What is asked
Copy each line where the word "into" occurs.

Provided records

"""

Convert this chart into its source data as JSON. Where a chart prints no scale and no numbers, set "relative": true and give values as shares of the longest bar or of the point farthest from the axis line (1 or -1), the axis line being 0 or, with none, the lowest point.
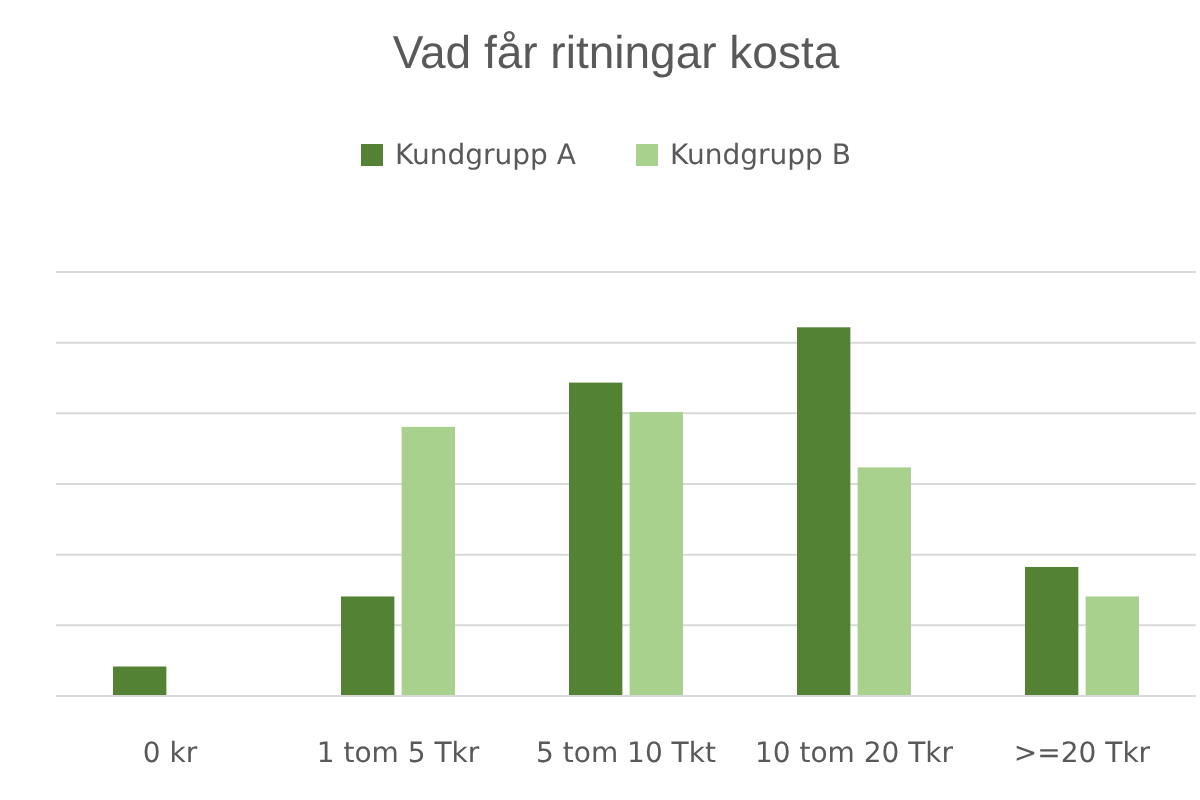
{
  "chart_data": {
    "type": "bar",
    "title": "Vad får ritningar kosta",
    "relative": true,
    "grid": true,
    "legend": "top",
    "categories": [
      "0 kr",
      "1 tom 5 Tkr",
      "5 tom 10 Tkt",
      "10 tom 20 Tkr",
      ">=20 Tkr"
    ],
    "series": [
      {
        "name": "Kundgrupp A",
        "color": "#548235",
        "values": [
          0.08,
          0.27,
          0.85,
          1,
          0.35
        ]
      },
      {
        "name": "Kundgrupp B",
        "color": "#a9d18e",
        "values": [
          0,
          0.73,
          0.77,
          0.62,
          0.27
        ]
      }
    ]
  }
}
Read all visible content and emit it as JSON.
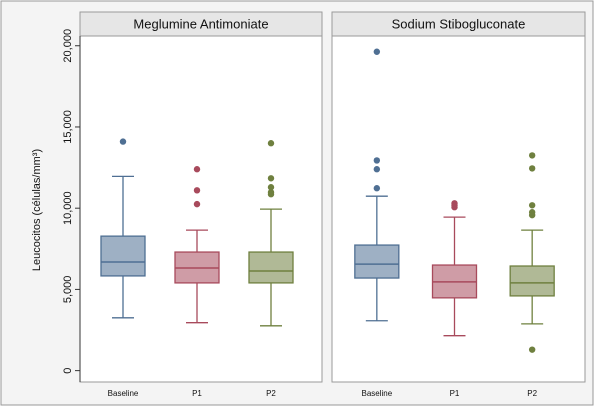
{
  "chart_data": [
    {
      "type": "box",
      "title": "Meglumine Antimoniate",
      "y_label": "Leucocitos (células/mm³)",
      "categories": [
        "Baseline",
        "P1",
        "P2"
      ],
      "colors": [
        "#4f6f93",
        "#a84a5c",
        "#6f803f"
      ],
      "boxes": [
        {
          "whisker_low": 3250,
          "q1": 5830,
          "median": 6690,
          "q3": 8280,
          "whisker_high": 11960,
          "outliers": [
            14100
          ]
        },
        {
          "whisker_low": 2950,
          "q1": 5400,
          "median": 6320,
          "q3": 7300,
          "whisker_high": 8650,
          "outliers": [
            12400,
            11100,
            10250
          ]
        },
        {
          "whisker_low": 2760,
          "q1": 5400,
          "median": 6130,
          "q3": 7300,
          "whisker_high": 9940,
          "outliers": [
            14000,
            11840,
            11290,
            10980,
            10860
          ]
        }
      ],
      "ylim": [
        -700,
        20600
      ],
      "yticks": [
        0,
        {
          "value": 5000,
          "label": "5,000"
        },
        {
          "value": 10000,
          "label": "10,000"
        },
        {
          "value": 15000,
          "label": "15,000"
        },
        {
          "value": 20000,
          "label": "20,000"
        }
      ]
    },
    {
      "type": "box",
      "title": "Sodium Stibogluconate",
      "categories": [
        "Baseline",
        "P1",
        "P2"
      ],
      "colors": [
        "#4f6f93",
        "#a84a5c",
        "#6f803f"
      ],
      "boxes": [
        {
          "whisker_low": 3070,
          "q1": 5700,
          "median": 6560,
          "q3": 7730,
          "whisker_high": 10740,
          "outliers": [
            19630,
            12940,
            12400,
            11230
          ]
        },
        {
          "whisker_low": 2150,
          "q1": 4480,
          "median": 5460,
          "q3": 6500,
          "whisker_high": 9450,
          "outliers": [
            10300,
            10180,
            10060
          ]
        },
        {
          "whisker_low": 2880,
          "q1": 4600,
          "median": 5400,
          "q3": 6440,
          "whisker_high": 8650,
          "outliers": [
            13250,
            12450,
            10180,
            9750,
            9570,
            1290
          ]
        }
      ],
      "ylim": [
        -700,
        20600
      ]
    }
  ]
}
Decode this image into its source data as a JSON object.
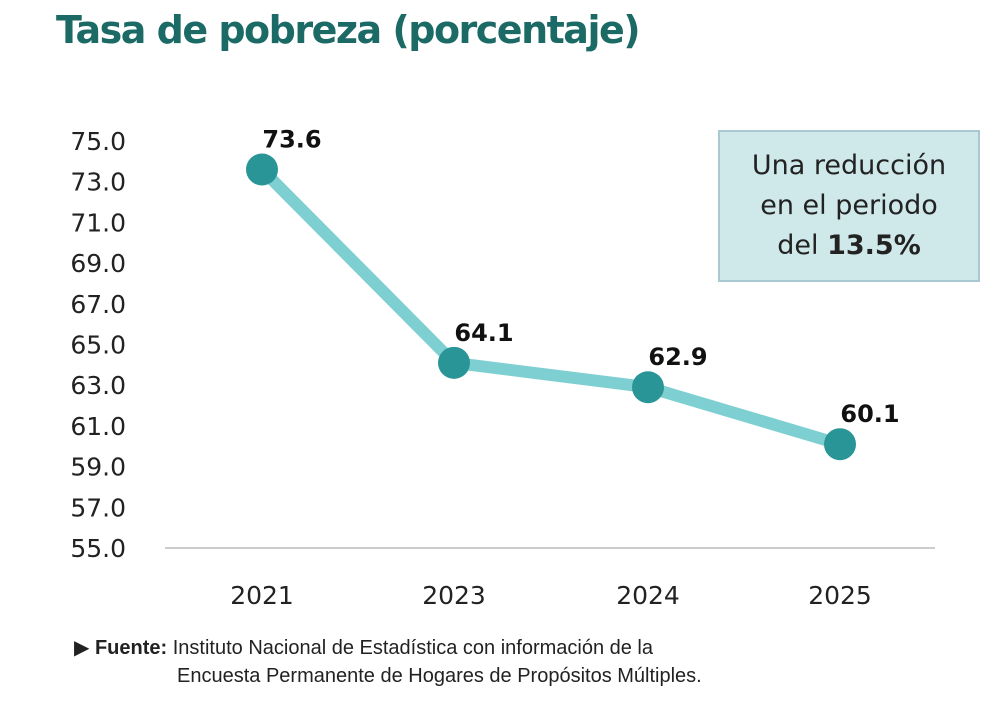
{
  "chart_data": {
    "type": "line",
    "title": "Tasa de pobreza (porcentaje)",
    "categories": [
      "2021",
      "2023",
      "2024",
      "2025"
    ],
    "values": [
      73.6,
      64.1,
      62.9,
      60.1
    ],
    "data_labels": [
      "73.6",
      "64.1",
      "62.9",
      "60.1"
    ],
    "ylim": [
      55.0,
      75.0
    ],
    "yticks": [
      "55.0",
      "57.0",
      "59.0",
      "61.0",
      "63.0",
      "65.0",
      "67.0",
      "69.0",
      "71.0",
      "73.0",
      "75.0"
    ],
    "xlabel": "",
    "ylabel": "",
    "grid": false,
    "colors": {
      "line": "#7ecfd1",
      "marker": "#2a9597",
      "title": "#1b6a66"
    }
  },
  "annotation": {
    "line1": "Una reducción",
    "line2": "en el periodo",
    "prefix": "del",
    "value": "13.5%"
  },
  "source": {
    "label": "Fuente:",
    "line1": "Instituto Nacional de Estadística con información de la",
    "line2": "Encuesta Permanente de Hogares de Propósitos Múltiples."
  }
}
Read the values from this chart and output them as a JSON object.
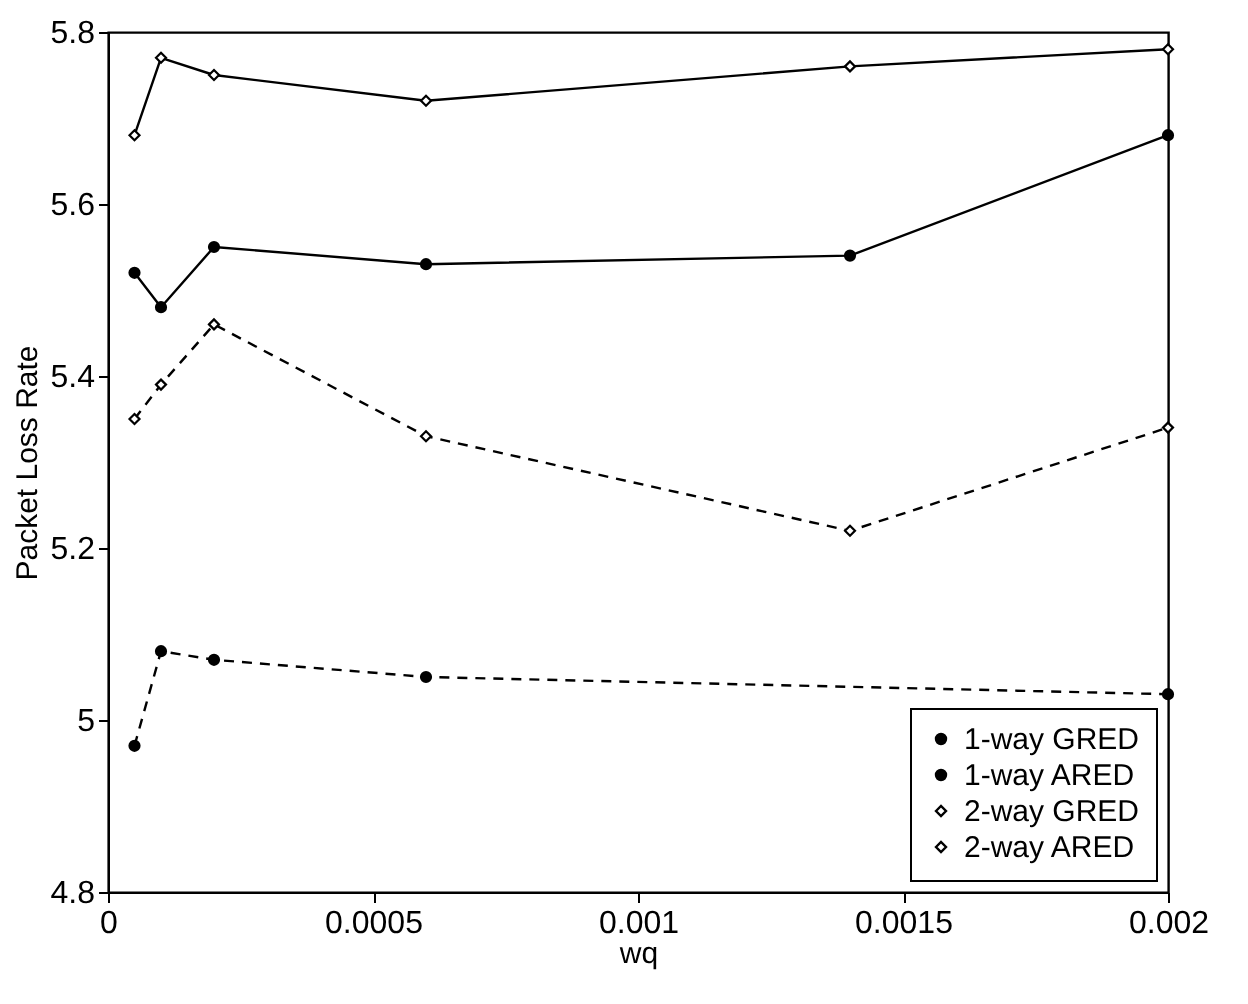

"""

Task output
Convert this chart into its source data as JSON. Where a chart prints no scale and no numbers, set "relative": true and give values as shares of the longest bar or of the point farthest from the axis line (1 or -1), the axis line being 0 or, with none, the lowest point.
Decode this image into its source data as a JSON object.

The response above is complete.